## [Extracted records]
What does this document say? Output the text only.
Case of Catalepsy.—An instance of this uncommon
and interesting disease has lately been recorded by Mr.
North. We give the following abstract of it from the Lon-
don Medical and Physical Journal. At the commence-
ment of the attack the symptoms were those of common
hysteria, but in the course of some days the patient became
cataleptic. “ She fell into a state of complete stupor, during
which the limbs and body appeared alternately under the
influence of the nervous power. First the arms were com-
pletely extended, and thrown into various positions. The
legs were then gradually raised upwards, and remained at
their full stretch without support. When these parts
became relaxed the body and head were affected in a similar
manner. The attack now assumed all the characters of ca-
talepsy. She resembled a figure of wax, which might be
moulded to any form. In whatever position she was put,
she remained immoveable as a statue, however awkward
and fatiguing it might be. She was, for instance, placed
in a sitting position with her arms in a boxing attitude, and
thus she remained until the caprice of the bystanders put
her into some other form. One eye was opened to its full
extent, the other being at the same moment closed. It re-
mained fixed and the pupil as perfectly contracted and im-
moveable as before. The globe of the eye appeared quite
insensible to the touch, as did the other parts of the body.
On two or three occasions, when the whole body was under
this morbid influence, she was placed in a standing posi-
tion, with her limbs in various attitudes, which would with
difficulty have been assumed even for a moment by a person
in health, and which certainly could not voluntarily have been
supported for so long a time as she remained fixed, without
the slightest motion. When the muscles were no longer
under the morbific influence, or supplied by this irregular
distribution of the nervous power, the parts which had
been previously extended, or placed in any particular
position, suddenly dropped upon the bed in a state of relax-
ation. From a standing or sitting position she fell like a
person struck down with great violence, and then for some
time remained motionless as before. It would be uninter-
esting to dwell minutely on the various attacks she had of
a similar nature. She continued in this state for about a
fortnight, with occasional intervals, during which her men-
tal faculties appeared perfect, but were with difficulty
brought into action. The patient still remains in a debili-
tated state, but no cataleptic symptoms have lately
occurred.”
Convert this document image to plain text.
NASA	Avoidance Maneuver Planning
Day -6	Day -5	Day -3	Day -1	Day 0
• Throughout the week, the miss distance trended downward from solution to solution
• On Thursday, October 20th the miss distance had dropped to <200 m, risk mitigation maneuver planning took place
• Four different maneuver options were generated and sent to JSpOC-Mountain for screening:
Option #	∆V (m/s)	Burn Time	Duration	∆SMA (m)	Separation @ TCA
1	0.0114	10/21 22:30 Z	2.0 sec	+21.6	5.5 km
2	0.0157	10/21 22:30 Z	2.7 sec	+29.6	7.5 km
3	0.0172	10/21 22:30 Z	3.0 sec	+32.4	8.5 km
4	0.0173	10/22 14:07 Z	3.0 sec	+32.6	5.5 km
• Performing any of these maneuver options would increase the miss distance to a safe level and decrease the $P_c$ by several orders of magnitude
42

## [SET TASK]
All of the data must be returned exactly.

## [EXERCISE OUTPUT]
What does this document say? Output the text only.
Case of Catalepsy.—An instance of this uncommon
and interesting disease has lately been recorded by Mr.
North. We give the following abstract of it from the Lon-
don Medical and Physical Journal. At the commence-
ment of the attack the symptoms were those of common
hysteria, but in the course of some days the patient became
cataleptic. “ She fell into a state of complete stupor, during
which the limbs and body appeared alternately under the
influence of the nervous power. First the arms were com-
pletely extended, and thrown into various positions. The
legs were then gradually raised upwards, and remained at
their full stretch without support. When these parts
became relaxed the body and head were affected in a similar
manner. The attack now assumed all the characters of ca-
talepsy. She resembled a figure of wax, which might be
moulded to any form. In whatever position she was put,
she remained immoveable as a statue, however awkward
and fatiguing it might be. She was, for instance, placed
in a sitting position with her arms in a boxing attitude, and
thus she remained until the caprice of the bystanders put
her into some other form. One eye was opened to its full
extent, the other being at the same moment closed. It re-
mained fixed and the pupil as perfectly contracted and im-
moveable as before. The globe of the eye appeared quite
insensible to the touch, as did the other parts of the body.
On two or three occasions, when the whole body was under
this morbid influence, she was placed in a standing posi-
tion, with her limbs in various attitudes, which would with
difficulty have been assumed even for a moment by a person
in health, and which certainly could not voluntarily have been
supported for so long a time as she remained fixed, without
the slightest motion. When the muscles were no longer
under the morbific influence, or supplied by this irregular
distribution of the nervous power, the parts which had
been previously extended, or placed in any particular
position, suddenly dropped upon the bed in a state of relax-
ation. From a standing or sitting position she fell like a
person struck down with great violence, and then for some
time remained motionless as before. It would be uninter-
esting to dwell minutely on the various attacks she had of
a similar nature. She continued in this state for about a
fortnight, with occasional intervals, during which her men-
tal faculties appeared perfect, but were with difficulty
brought into action. The patient still remains in a debili-
tated state, but no cataleptic symptoms have lately
occurred.”
Convert this document image to plain text.
NASA	Avoidance Maneuver Planning
Day -6	Day -5	Day -3	Day -1	Day 0
• Throughout the week, the miss distance trended downward from solution to solution
• On Thursday, October 20th the miss distance had dropped to <200 m, risk mitigation maneuver planning took place
• Four different maneuver options were generated and sent to JSpOC-Mountain for screening:
Option #	∆V (m/s)	Burn Time	Duration	∆SMA (m)	Separation @ TCA
1	0.0114	10/21 22:30 Z	2.0 sec	+21.6	5.5 km
2	0.0157	10/21 22:30 Z	2.7 sec	+29.6	7.5 km
3	0.0172	10/21 22:30 Z	3.0 sec	+32.4	8.5 km
4	0.0173	10/22 14:07 Z	3.0 sec	+32.6	5.5 km
• Performing any of these maneuver options would increase the miss distance to a safe level and decrease the $P_c$ by several orders of magnitude
42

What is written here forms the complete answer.